• _Aim of the task_: Retype the listing that follows, word for word.

Stored items

------------------------------------------------------------

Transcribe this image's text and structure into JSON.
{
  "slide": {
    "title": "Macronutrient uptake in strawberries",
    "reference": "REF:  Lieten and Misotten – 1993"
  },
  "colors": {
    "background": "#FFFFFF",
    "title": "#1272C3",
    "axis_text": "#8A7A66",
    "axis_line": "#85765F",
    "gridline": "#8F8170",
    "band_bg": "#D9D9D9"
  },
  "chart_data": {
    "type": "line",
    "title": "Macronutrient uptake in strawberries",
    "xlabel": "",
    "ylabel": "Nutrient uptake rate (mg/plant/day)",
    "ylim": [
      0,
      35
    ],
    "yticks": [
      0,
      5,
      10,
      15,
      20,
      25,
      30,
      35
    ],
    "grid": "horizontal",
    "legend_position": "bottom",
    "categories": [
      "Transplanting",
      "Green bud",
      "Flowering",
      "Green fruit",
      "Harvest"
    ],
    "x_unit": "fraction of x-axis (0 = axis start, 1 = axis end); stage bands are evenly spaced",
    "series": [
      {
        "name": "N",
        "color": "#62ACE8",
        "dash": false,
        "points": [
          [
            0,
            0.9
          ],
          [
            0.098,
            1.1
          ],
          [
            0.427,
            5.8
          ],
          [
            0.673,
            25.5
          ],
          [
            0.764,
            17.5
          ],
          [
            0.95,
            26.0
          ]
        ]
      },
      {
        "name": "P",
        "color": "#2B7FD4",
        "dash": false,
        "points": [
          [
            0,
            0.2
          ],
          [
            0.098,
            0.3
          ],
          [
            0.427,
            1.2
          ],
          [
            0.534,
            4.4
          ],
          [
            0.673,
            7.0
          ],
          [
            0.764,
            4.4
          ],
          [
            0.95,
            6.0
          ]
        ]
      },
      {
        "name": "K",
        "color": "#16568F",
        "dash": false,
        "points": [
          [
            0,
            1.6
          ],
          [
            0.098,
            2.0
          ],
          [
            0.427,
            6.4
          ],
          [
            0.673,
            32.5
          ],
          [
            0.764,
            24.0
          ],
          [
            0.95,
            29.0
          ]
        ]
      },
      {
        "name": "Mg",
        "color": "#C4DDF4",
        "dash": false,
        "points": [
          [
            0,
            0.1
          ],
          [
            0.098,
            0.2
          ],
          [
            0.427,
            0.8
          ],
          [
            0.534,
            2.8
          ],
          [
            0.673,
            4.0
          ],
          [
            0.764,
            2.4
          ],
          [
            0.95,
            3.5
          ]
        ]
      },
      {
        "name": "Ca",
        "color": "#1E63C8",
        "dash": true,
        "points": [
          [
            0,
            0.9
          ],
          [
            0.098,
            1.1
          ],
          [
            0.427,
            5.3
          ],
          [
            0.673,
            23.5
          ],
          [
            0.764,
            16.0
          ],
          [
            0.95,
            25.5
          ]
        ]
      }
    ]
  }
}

------------------------------------------------------------

• _Exercise output_:
Transcribe this image's text and structure into JSON.
{
  "slide": {
    "title": "Macronutrient uptake in strawberries",
    "reference": "REF:  Lieten and Misotten – 1993"
  },
  "colors": {
    "background": "#FFFFFF",
    "title": "#1272C3",
    "axis_text": "#8A7A66",
    "axis_line": "#85765F",
    "gridline": "#8F8170",
    "band_bg": "#D9D9D9"
  },
  "chart_data": {
    "type": "line",
    "title": "Macronutrient uptake in strawberries",
    "xlabel": "",
    "ylabel": "Nutrient uptake rate (mg/plant/day)",
    "ylim": [
      0,
      35
    ],
    "yticks": [
      0,
      5,
      10,
      15,
      20,
      25,
      30,
      35
    ],
    "grid": "horizontal",
    "legend_position": "bottom",
    "categories": [
      "Transplanting",
      "Green bud",
      "Flowering",
      "Green fruit",
      "Harvest"
    ],
    "x_unit": "fraction of x-axis (0 = axis start, 1 = axis end); stage bands are evenly spaced",
    "series": [
      {
        "name": "N",
        "color": "#62ACE8",
        "dash": false,
        "points": [
          [
            0,
            0.9
          ],
          [
            0.098,
            1.1
          ],
          [
            0.427,
            5.8
          ],
          [
            0.673,
            25.5
          ],
          [
            0.764,
            17.5
          ],
          [
            0.95,
            26.0
          ]
        ]
      },
      {
        "name": "P",
        "color": "#2B7FD4",
        "dash": false,
        "points": [
          [
            0,
            0.2
          ],
          [
            0.098,
            0.3
          ],
          [
            0.427,
            1.2
          ],
          [
            0.534,
            4.4
          ],
          [
            0.673,
            7.0
          ],
          [
            0.764,
            4.4
          ],
          [
            0.95,
            6.0
          ]
        ]
      },
      {
        "name": "K",
        "color": "#16568F",
        "dash": false,
        "points": [
          [
            0,
            1.6
          ],
          [
            0.098,
            2.0
          ],
          [
            0.427,
            6.4
          ],
          [
            0.673,
            32.5
          ],
          [
            0.764,
            24.0
          ],
          [
            0.95,
            29.0
          ]
        ]
      },
      {
        "name": "Mg",
        "color": "#C4DDF4",
        "dash": false,
        "points": [
          [
            0,
            0.1
          ],
          [
            0.098,
            0.2
          ],
          [
            0.427,
            0.8
          ],
          [
            0.534,
            2.8
          ],
          [
            0.673,
            4.0
          ],
          [
            0.764,
            2.4
          ],
          [
            0.95,
            3.5
          ]
        ]
      },
      {
        "name": "Ca",
        "color": "#1E63C8",
        "dash": true,
        "points": [
          [
            0,
            0.9
          ],
          [
            0.098,
            1.1
          ],
          [
            0.427,
            5.3
          ],
          [
            0.673,
            23.5
          ],
          [
            0.764,
            16.0
          ],
          [
            0.95,
            25.5
          ]
        ]
      }
    ]
  }
}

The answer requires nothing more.